• **Raw data**
>>>

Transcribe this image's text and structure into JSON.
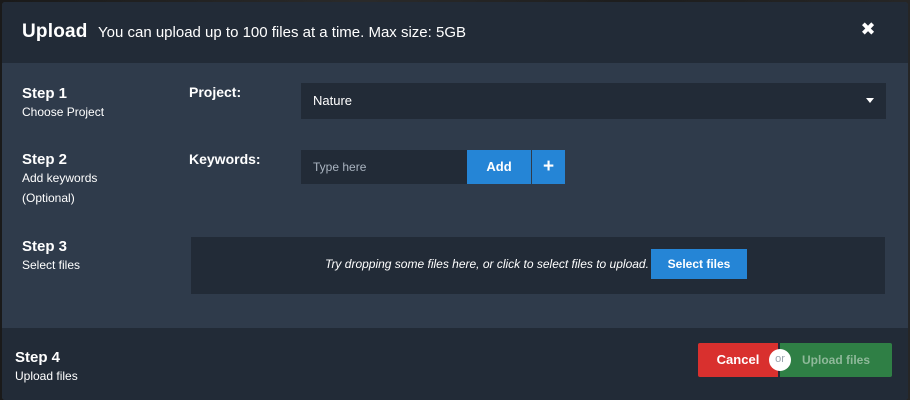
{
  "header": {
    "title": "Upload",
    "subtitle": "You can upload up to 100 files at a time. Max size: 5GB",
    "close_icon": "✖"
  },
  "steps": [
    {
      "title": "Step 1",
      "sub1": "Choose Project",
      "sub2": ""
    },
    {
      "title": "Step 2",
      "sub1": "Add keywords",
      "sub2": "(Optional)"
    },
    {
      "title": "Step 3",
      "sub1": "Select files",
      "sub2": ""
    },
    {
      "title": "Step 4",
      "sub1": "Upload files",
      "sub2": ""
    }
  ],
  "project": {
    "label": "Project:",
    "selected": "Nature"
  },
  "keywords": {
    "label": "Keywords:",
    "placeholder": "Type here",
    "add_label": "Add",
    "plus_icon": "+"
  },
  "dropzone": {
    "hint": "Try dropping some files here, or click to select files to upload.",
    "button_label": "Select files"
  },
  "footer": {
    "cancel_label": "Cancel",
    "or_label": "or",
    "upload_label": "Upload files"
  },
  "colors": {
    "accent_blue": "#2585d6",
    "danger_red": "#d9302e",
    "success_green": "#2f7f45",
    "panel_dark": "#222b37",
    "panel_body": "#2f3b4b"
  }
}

<<<

A faithful copy of the records above is needed, with the pictures left out.

• **Answer for the task**
Transcribe this image's text and structure into JSON.
{
  "header": {
    "title": "Upload",
    "subtitle": "You can upload up to 100 files at a time. Max size: 5GB",
    "close_icon": "✖"
  },
  "steps": [
    {
      "title": "Step 1",
      "sub1": "Choose Project",
      "sub2": ""
    },
    {
      "title": "Step 2",
      "sub1": "Add keywords",
      "sub2": "(Optional)"
    },
    {
      "title": "Step 3",
      "sub1": "Select files",
      "sub2": ""
    },
    {
      "title": "Step 4",
      "sub1": "Upload files",
      "sub2": ""
    }
  ],
  "project": {
    "label": "Project:",
    "selected": "Nature"
  },
  "keywords": {
    "label": "Keywords:",
    "placeholder": "Type here",
    "add_label": "Add",
    "plus_icon": "+"
  },
  "dropzone": {
    "hint": "Try dropping some files here, or click to select files to upload.",
    "button_label": "Select files"
  },
  "footer": {
    "cancel_label": "Cancel",
    "or_label": "or",
    "upload_label": "Upload files"
  },
  "colors": {
    "accent_blue": "#2585d6",
    "danger_red": "#d9302e",
    "success_green": "#2f7f45",
    "panel_dark": "#222b37",
    "panel_body": "#2f3b4b"
  }
}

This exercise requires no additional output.